__Directions for this task__
Set out every line of the records below as a numbered list, omitting any blank lines.

>> begin Exercise materials

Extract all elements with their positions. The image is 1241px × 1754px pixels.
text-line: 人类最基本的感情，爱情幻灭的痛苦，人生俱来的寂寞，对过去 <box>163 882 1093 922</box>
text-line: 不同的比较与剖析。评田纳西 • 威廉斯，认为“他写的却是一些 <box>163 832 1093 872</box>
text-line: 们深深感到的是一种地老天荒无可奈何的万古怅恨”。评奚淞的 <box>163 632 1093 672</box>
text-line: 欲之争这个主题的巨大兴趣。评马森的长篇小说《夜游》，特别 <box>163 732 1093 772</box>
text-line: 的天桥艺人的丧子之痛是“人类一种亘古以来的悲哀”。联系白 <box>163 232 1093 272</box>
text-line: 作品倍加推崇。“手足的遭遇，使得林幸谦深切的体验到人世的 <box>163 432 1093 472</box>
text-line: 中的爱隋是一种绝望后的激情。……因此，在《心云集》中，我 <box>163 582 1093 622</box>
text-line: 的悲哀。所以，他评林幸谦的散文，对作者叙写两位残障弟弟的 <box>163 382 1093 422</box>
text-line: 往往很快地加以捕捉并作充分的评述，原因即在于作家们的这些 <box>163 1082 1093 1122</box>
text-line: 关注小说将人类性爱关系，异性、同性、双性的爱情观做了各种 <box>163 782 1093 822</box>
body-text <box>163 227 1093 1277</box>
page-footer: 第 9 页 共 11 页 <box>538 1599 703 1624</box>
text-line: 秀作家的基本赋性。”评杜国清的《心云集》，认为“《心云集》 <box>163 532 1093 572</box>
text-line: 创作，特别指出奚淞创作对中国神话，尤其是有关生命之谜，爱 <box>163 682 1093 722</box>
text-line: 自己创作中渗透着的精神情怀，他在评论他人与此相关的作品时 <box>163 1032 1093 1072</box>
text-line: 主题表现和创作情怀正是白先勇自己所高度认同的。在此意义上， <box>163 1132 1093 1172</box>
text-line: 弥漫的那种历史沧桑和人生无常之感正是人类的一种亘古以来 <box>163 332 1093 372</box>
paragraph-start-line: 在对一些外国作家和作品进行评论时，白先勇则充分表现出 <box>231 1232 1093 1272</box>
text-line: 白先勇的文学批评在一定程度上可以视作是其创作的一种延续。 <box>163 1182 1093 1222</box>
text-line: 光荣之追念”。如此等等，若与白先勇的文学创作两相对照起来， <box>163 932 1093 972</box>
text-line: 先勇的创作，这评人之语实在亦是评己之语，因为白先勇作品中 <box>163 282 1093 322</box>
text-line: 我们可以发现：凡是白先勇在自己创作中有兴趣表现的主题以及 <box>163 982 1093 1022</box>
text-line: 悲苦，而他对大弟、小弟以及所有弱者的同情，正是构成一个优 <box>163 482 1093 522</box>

>> end Exercise materials

__Complete response__
1. Extract all elements with their positions. The image is 1241px × 1754px pixels.
2. text-line: 人类最基本的感情，爱情幻灭的痛苦，人生俱来的寂寞，对过去 <box>163 882 1093 922</box>
3. text-line: 不同的比较与剖析。评田纳西 • 威廉斯，认为“他写的却是一些 <box>163 832 1093 872</box>
4. text-line: 们深深感到的是一种地老天荒无可奈何的万古怅恨”。评奚淞的 <box>163 632 1093 672</box>
5. text-line: 欲之争这个主题的巨大兴趣。评马森的长篇小说《夜游》，特别 <box>163 732 1093 772</box>
6. text-line: 的天桥艺人的丧子之痛是“人类一种亘古以来的悲哀”。联系白 <box>163 232 1093 272</box>
7. text-line: 作品倍加推崇。“手足的遭遇，使得林幸谦深切的体验到人世的 <box>163 432 1093 472</box>
8. text-line: 中的爱隋是一种绝望后的激情。……因此，在《心云集》中，我 <box>163 582 1093 622</box>
9. text-line: 的悲哀。所以，他评林幸谦的散文，对作者叙写两位残障弟弟的 <box>163 382 1093 422</box>
10. text-line: 往往很快地加以捕捉并作充分的评述，原因即在于作家们的这些 <box>163 1082 1093 1122</box>
11. text-line: 关注小说将人类性爱关系，异性、同性、双性的爱情观做了各种 <box>163 782 1093 822</box>
12. body-text <box>163 227 1093 1277</box>
13. page-footer: 第 9 页 共 11 页 <box>538 1599 703 1624</box>
14. text-line: 秀作家的基本赋性。”评杜国清的《心云集》，认为“《心云集》 <box>163 532 1093 572</box>
15. text-line: 创作，特别指出奚淞创作对中国神话，尤其是有关生命之谜，爱 <box>163 682 1093 722</box>
16. text-line: 自己创作中渗透着的精神情怀，他在评论他人与此相关的作品时 <box>163 1032 1093 1072</box>
17. text-line: 主题表现和创作情怀正是白先勇自己所高度认同的。在此意义上， <box>163 1132 1093 1172</box>
18. text-line: 弥漫的那种历史沧桑和人生无常之感正是人类的一种亘古以来 <box>163 332 1093 372</box>
19. paragraph-start-line: 在对一些外国作家和作品进行评论时，白先勇则充分表现出 <box>231 1232 1093 1272</box>
20. text-line: 白先勇的文学批评在一定程度上可以视作是其创作的一种延续。 <box>163 1182 1093 1222</box>
21. text-line: 光荣之追念”。如此等等，若与白先勇的文学创作两相对照起来， <box>163 932 1093 972</box>
22. text-line: 先勇的创作，这评人之语实在亦是评己之语，因为白先勇作品中 <box>163 282 1093 322</box>
23. text-line: 我们可以发现：凡是白先勇在自己创作中有兴趣表现的主题以及 <box>163 982 1093 1022</box>
24. text-line: 悲苦，而他对大弟、小弟以及所有弱者的同情，正是构成一个优 <box>163 482 1093 522</box>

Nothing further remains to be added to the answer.